— Start of Dataset entries —
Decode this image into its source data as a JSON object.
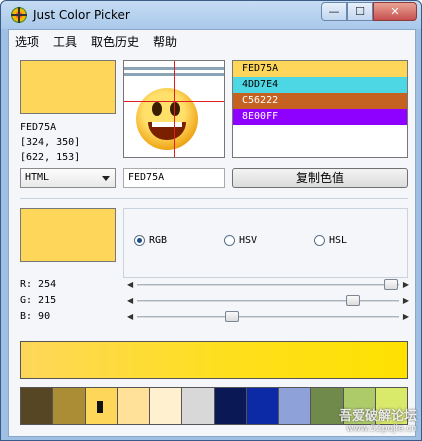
{
  "window": {
    "title": "Just Color Picker"
  },
  "menu": [
    "选项",
    "工具",
    "取色历史",
    "帮助"
  ],
  "current_color": {
    "hex": "FED75A",
    "coords_screen": "[324, 350]",
    "coords_window": "[622, 153]"
  },
  "history": [
    {
      "label": "FED75A",
      "color": "#fed75a",
      "text": "#000000"
    },
    {
      "label": "4DD7E4",
      "color": "#4dd7e4",
      "text": "#000000"
    },
    {
      "label": "C56222",
      "color": "#c56222",
      "text": "#ffffff"
    },
    {
      "label": "8E00FF",
      "color": "#8e00ff",
      "text": "#ffffff"
    }
  ],
  "format_select": {
    "value": "HTML"
  },
  "hex_field": {
    "value": "FED75A"
  },
  "copy_button": {
    "label": "复制色值"
  },
  "color_models": [
    {
      "label": "RGB",
      "checked": true
    },
    {
      "label": "HSV",
      "checked": false
    },
    {
      "label": "HSL",
      "checked": false
    }
  ],
  "sliders": [
    {
      "label": "R: 254",
      "value": 254,
      "max": 255
    },
    {
      "label": "G: 215",
      "value": 215,
      "max": 255
    },
    {
      "label": "B: 90",
      "value": 90,
      "max": 255
    }
  ],
  "palette": [
    "#574623",
    "#ab8d36",
    "#fed75a",
    "#ffe199",
    "#fff0cf",
    "#d8d8d8",
    "#0b1856",
    "#0c2aa6",
    "#8ea1d9",
    "#6f8a4a",
    "#aecb6a",
    "#d9e96a"
  ],
  "watermark": {
    "line1": "吾爱破解论坛",
    "line2": "www.52pojie.cn"
  }
}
— End of Dataset entries —
**Required work:** Identify all lines in the records above with the word "value".

**Completed task:**
    "value": "HTML"
    "value": "FED75A"
      "value": 254,
      "value": 215,
      "value": 90,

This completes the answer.